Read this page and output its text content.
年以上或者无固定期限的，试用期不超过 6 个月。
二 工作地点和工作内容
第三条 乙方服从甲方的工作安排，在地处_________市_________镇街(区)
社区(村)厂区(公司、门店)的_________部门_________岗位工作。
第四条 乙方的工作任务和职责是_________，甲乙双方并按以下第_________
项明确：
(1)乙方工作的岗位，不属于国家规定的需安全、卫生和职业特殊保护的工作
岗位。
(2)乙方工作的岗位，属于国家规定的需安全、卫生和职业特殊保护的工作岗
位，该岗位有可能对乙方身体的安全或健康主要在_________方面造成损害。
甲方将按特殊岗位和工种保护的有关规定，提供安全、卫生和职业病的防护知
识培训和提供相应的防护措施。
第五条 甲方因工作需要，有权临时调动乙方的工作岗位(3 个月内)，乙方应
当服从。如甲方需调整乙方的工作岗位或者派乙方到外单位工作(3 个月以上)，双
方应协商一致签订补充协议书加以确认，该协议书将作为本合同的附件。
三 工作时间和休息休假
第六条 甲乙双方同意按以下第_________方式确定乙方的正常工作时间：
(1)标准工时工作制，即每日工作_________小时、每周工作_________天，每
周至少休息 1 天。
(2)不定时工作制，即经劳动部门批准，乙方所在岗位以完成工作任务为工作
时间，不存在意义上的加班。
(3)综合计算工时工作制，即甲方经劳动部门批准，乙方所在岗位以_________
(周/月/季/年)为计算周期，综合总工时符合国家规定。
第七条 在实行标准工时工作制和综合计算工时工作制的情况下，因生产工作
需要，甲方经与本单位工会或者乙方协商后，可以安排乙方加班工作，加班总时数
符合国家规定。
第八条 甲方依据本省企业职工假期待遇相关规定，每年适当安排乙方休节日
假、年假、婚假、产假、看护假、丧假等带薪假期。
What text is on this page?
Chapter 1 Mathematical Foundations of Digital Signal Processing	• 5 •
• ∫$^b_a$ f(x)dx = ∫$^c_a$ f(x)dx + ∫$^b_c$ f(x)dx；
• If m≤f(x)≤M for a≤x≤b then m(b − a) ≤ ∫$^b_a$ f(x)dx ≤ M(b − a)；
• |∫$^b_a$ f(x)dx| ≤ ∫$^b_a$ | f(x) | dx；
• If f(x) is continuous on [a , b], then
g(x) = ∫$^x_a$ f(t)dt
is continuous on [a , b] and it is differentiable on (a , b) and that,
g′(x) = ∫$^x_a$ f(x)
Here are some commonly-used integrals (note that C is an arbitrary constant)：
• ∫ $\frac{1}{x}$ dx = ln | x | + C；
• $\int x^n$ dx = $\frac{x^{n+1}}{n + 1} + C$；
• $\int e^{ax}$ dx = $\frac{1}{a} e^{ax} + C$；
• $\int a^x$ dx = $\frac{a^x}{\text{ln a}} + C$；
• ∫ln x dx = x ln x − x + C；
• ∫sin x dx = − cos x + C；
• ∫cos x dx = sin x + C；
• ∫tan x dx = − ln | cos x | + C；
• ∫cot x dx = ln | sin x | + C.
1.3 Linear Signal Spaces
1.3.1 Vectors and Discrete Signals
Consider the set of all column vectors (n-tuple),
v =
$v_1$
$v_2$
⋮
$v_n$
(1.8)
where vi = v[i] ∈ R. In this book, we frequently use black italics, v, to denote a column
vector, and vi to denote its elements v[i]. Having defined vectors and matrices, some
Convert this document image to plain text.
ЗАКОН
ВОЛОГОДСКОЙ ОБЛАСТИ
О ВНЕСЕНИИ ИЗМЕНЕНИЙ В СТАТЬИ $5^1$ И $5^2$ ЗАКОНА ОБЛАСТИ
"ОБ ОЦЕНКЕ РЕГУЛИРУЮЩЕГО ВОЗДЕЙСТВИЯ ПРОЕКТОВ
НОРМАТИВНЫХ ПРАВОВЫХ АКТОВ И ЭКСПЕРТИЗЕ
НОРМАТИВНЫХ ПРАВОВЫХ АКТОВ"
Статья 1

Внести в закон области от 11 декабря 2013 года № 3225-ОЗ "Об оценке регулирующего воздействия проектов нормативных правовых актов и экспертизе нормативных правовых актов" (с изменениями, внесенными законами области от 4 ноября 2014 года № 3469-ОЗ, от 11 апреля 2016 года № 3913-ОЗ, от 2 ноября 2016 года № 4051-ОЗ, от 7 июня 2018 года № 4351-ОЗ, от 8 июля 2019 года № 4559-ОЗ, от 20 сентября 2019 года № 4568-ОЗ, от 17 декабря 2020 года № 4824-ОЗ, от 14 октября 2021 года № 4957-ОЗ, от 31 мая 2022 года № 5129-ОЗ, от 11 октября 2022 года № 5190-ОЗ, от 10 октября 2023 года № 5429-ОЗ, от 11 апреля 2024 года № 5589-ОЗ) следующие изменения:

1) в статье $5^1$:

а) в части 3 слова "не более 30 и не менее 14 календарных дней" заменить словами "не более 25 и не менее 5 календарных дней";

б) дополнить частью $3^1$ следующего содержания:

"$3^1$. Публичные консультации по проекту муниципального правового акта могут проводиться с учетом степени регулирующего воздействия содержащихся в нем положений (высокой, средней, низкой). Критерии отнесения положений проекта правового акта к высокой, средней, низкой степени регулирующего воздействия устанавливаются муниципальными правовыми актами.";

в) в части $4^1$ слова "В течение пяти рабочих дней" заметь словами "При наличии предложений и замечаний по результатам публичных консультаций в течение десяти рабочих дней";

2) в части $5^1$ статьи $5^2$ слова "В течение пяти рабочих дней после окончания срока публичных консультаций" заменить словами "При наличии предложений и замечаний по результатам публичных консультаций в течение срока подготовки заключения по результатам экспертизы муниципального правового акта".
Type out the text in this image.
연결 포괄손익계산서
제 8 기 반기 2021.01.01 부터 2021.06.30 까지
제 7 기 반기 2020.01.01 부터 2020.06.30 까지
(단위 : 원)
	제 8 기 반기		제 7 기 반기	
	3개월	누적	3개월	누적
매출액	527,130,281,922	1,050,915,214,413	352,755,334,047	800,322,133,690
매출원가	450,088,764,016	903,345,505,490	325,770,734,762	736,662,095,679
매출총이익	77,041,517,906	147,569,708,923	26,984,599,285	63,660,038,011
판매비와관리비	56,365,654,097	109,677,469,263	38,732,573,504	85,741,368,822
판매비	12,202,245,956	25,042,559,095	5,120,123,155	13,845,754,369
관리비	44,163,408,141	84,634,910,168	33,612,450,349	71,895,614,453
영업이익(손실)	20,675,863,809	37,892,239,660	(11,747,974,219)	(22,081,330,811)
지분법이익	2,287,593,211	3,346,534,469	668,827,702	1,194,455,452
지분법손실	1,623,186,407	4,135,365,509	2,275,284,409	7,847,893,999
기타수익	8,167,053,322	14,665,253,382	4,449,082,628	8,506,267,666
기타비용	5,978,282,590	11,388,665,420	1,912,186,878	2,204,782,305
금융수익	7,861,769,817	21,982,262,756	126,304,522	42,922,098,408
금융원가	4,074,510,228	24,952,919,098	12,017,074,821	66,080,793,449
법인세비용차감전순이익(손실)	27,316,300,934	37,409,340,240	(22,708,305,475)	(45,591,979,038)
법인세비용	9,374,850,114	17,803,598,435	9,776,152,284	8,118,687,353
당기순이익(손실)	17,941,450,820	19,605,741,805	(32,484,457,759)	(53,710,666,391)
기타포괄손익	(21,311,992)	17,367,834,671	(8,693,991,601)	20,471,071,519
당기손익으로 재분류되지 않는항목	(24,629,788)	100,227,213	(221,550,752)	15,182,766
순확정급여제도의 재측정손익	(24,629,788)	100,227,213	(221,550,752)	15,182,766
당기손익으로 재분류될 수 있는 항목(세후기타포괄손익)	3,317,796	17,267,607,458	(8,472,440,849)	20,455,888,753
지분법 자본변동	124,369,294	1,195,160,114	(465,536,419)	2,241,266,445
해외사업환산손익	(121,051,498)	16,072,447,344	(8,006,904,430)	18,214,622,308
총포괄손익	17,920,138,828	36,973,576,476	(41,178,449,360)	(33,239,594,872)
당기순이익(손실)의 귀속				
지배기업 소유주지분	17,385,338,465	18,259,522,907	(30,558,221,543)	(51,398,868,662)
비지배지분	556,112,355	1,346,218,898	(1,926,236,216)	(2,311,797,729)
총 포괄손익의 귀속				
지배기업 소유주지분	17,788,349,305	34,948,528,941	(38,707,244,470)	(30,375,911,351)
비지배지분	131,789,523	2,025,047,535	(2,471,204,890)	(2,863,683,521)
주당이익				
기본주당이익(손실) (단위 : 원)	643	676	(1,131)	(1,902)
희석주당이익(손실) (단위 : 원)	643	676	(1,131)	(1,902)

• • •

**SHORT PROBLEM:** Find the lines holding "части" and list every one.

**WORKED ANSWER:**
а) в части 3 слова "не более 30 и не менее 14 календарных дней" заменить словами "не более 25 и не менее 5 календарных дней";
в) в части $4^1$ слова "В течение пяти рабочих дней" заметь словами "При наличии предложений и замечаний по результатам публичных консультаций в течение десяти рабочих дней";
2) в части $5^1$ статьи $5^2$ слова "В течение пяти рабочих дней после окончания срока публичных консультаций" заменить словами "При наличии предложений и замечаний по результатам публичных консультаций в течение срока подготовки заключения по результатам экспертизы муниципального правового акта".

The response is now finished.